◆ Records provided
########################################
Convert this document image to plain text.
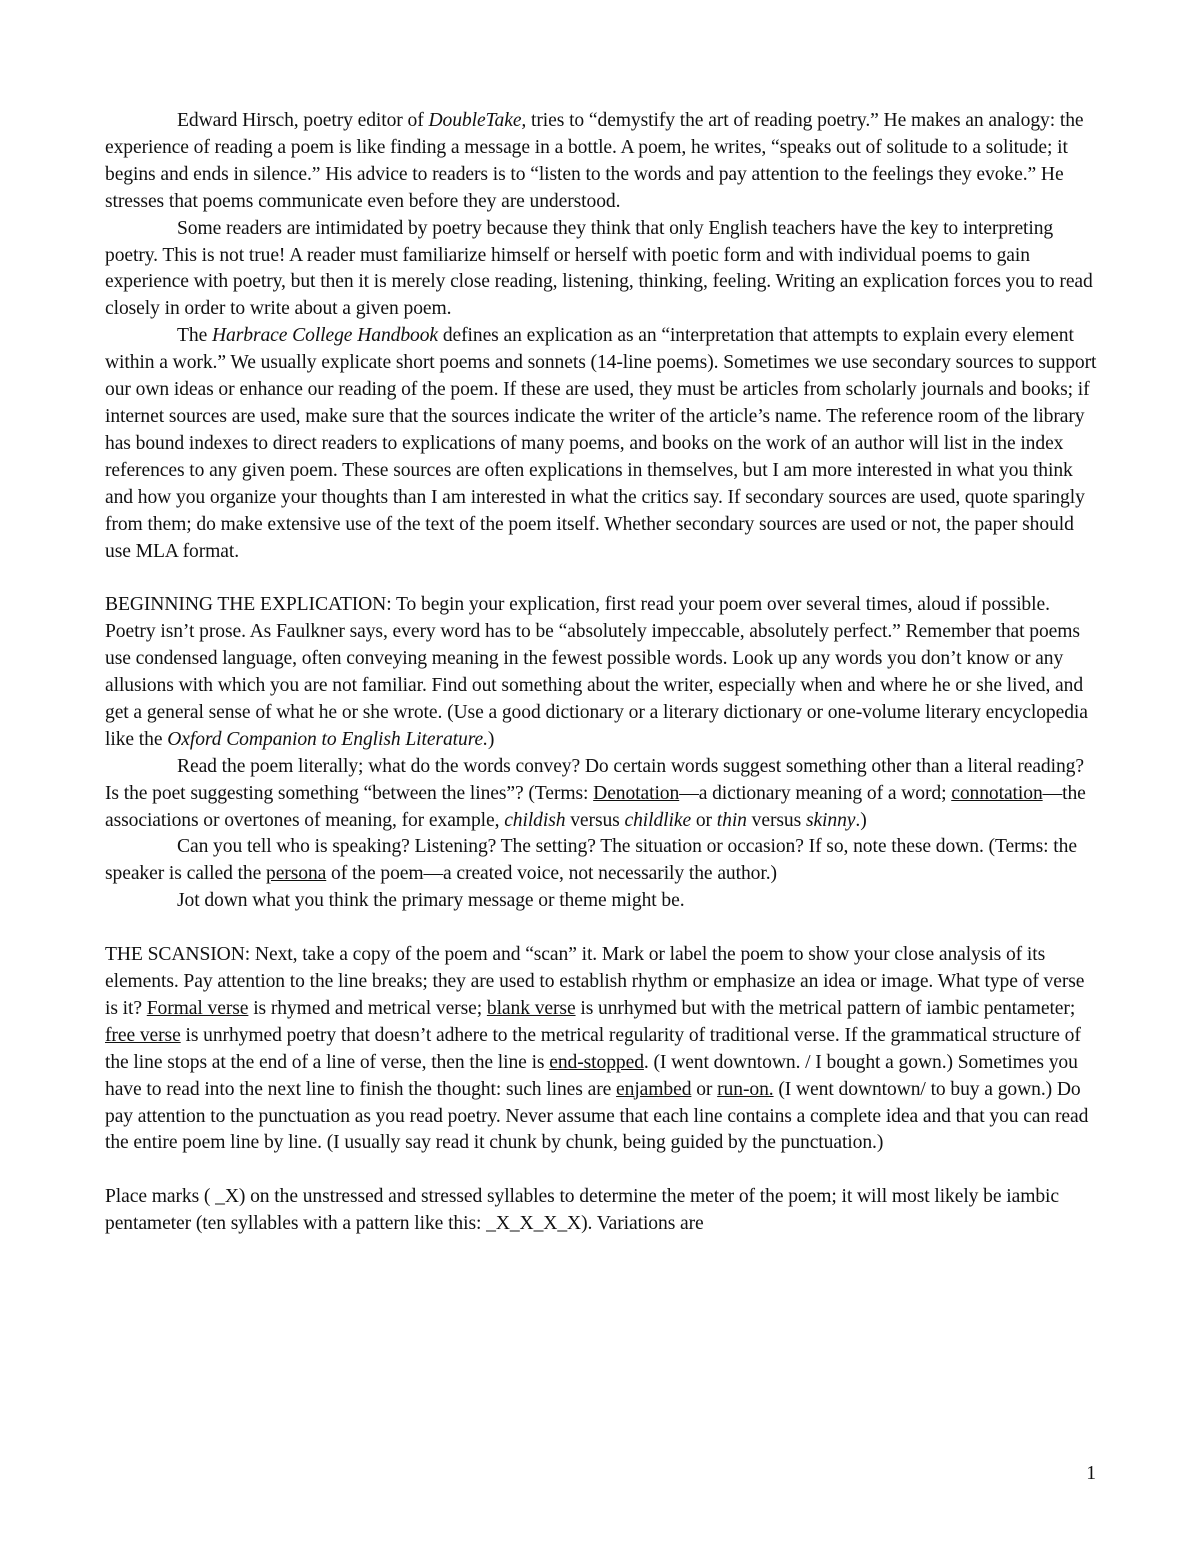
Edward Hirsch, poetry editor of DoubleTake, tries to “demystify the art of reading poetry.” He makes an analogy: the experience of reading a poem is like finding a message in a bottle. A poem, he writes, “speaks out of solitude to a solitude; it begins and ends in silence.” His advice to readers is to “listen to the words and pay attention to the feelings they evoke.” He stresses that poems communicate even before they are understood.

Some readers are intimidated by poetry because they think that only English teachers have the key to interpreting poetry. This is not true! A reader must familiarize himself or herself with poetic form and with individual poems to gain experience with poetry, but then it is merely close reading, listening, thinking, feeling. Writing an explication forces you to read closely in order to write about a given poem.

The Harbrace College Handbook defines an explication as an “interpretation that attempts to explain every element within a work.” We usually explicate short poems and sonnets (14-line poems). Sometimes we use secondary sources to support our own ideas or enhance our reading of the poem. If these are used, they must be articles from scholarly journals and books; if internet sources are used, make sure that the sources indicate the writer of the article’s name. The reference room of the library has bound indexes to direct readers to explications of many poems, and books on the work of an author will list in the index references to any given poem. These sources are often explications in themselves, but I am more interested in what you think and how you organize your thoughts than I am interested in what the critics say. If secondary sources are used, quote sparingly from them; do make extensive use of the text of the poem itself. Whether secondary sources are used or not, the paper should use MLA format.

BEGINNING THE EXPLICATION: To begin your explication, first read your poem over several times, aloud if possible. Poetry isn’t prose. As Faulkner says, every word has to be “absolutely impeccable, absolutely perfect.” Remember that poems use condensed language, often conveying meaning in the fewest possible words. Look up any words you don’t know or any allusions with which you are not familiar. Find out something about the writer, especially when and where he or she lived, and get a general sense of what he or she wrote. (Use a good dictionary or a literary dictionary or one-volume literary encyclopedia like the Oxford Companion to English Literature.)

Read the poem literally; what do the words convey? Do certain words suggest something other than a literal reading? Is the poet suggesting something “between the lines”? (Terms: Denotation—a dictionary meaning of a word; connotation—the associations or overtones of meaning, for example, childish versus childlike or thin versus skinny.)

Can you tell who is speaking? Listening? The setting? The situation or occasion? If so, note these down. (Terms: the speaker is called the persona of the poem—a created voice, not necessarily the author.)

Jot down what you think the primary message or theme might be.

THE SCANSION: Next, take a copy of the poem and “scan” it. Mark or label the poem to show your close analysis of its elements. Pay attention to the line breaks; they are used to establish rhythm or emphasize an idea or image. What type of verse is it? Formal verse is rhymed and metrical verse; blank verse is unrhymed but with the metrical pattern of iambic pentameter; free verse is unrhymed poetry that doesn’t adhere to the metrical regularity of traditional verse. If the grammatical structure of the line stops at the end of a line of verse, then the line is end-stopped. (I went downtown. / I bought a gown.) Sometimes you have to read into the next line to finish the thought: such lines are enjambed or run-on. (I went downtown/ to buy a gown.) Do pay attention to the punctuation as you read poetry. Never assume that each line contains a complete idea and that you can read the entire poem line by line. (I usually say read it chunk by chunk, being guided by the punctuation.)

Place marks ( _X) on the unstressed and stressed syllables to determine the meter of the poem; it will most likely be iambic pentameter (ten syllables with a pattern like this: _X_X_X_X). Variations are

1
########################################
◆ What you need to do
The material above holds pictures; copy everything else in it exactly.

◆ The response
Convert this document image to plain text.
Edward Hirsch, poetry editor of DoubleTake, tries to “demystify the art of reading poetry.” He makes an analogy: the experience of reading a poem is like finding a message in a bottle. A poem, he writes, “speaks out of solitude to a solitude; it begins and ends in silence.” His advice to readers is to “listen to the words and pay attention to the feelings they evoke.” He stresses that poems communicate even before they are understood.

Some readers are intimidated by poetry because they think that only English teachers have the key to interpreting poetry. This is not true! A reader must familiarize himself or herself with poetic form and with individual poems to gain experience with poetry, but then it is merely close reading, listening, thinking, feeling. Writing an explication forces you to read closely in order to write about a given poem.

The Harbrace College Handbook defines an explication as an “interpretation that attempts to explain every element within a work.” We usually explicate short poems and sonnets (14-line poems). Sometimes we use secondary sources to support our own ideas or enhance our reading of the poem. If these are used, they must be articles from scholarly journals and books; if internet sources are used, make sure that the sources indicate the writer of the article’s name. The reference room of the library has bound indexes to direct readers to explications of many poems, and books on the work of an author will list in the index references to any given poem. These sources are often explications in themselves, but I am more interested in what you think and how you organize your thoughts than I am interested in what the critics say. If secondary sources are used, quote sparingly from them; do make extensive use of the text of the poem itself. Whether secondary sources are used or not, the paper should use MLA format.

BEGINNING THE EXPLICATION: To begin your explication, first read your poem over several times, aloud if possible. Poetry isn’t prose. As Faulkner says, every word has to be “absolutely impeccable, absolutely perfect.” Remember that poems use condensed language, often conveying meaning in the fewest possible words. Look up any words you don’t know or any allusions with which you are not familiar. Find out something about the writer, especially when and where he or she lived, and get a general sense of what he or she wrote. (Use a good dictionary or a literary dictionary or one-volume literary encyclopedia like the Oxford Companion to English Literature.)

Read the poem literally; what do the words convey? Do certain words suggest something other than a literal reading? Is the poet suggesting something “between the lines”? (Terms: Denotation—a dictionary meaning of a word; connotation—the associations or overtones of meaning, for example, childish versus childlike or thin versus skinny.)

Can you tell who is speaking? Listening? The setting? The situation or occasion? If so, note these down. (Terms: the speaker is called the persona of the poem—a created voice, not necessarily the author.)

Jot down what you think the primary message or theme might be.

THE SCANSION: Next, take a copy of the poem and “scan” it. Mark or label the poem to show your close analysis of its elements. Pay attention to the line breaks; they are used to establish rhythm or emphasize an idea or image. What type of verse is it? Formal verse is rhymed and metrical verse; blank verse is unrhymed but with the metrical pattern of iambic pentameter; free verse is unrhymed poetry that doesn’t adhere to the metrical regularity of traditional verse. If the grammatical structure of the line stops at the end of a line of verse, then the line is end-stopped. (I went downtown. / I bought a gown.) Sometimes you have to read into the next line to finish the thought: such lines are enjambed or run-on. (I went downtown/ to buy a gown.) Do pay attention to the punctuation as you read poetry. Never assume that each line contains a complete idea and that you can read the entire poem line by line. (I usually say read it chunk by chunk, being guided by the punctuation.)

Place marks ( _X) on the unstressed and stressed syllables to determine the meter of the poem; it will most likely be iambic pentameter (ten syllables with a pattern like this: _X_X_X_X). Variations are

1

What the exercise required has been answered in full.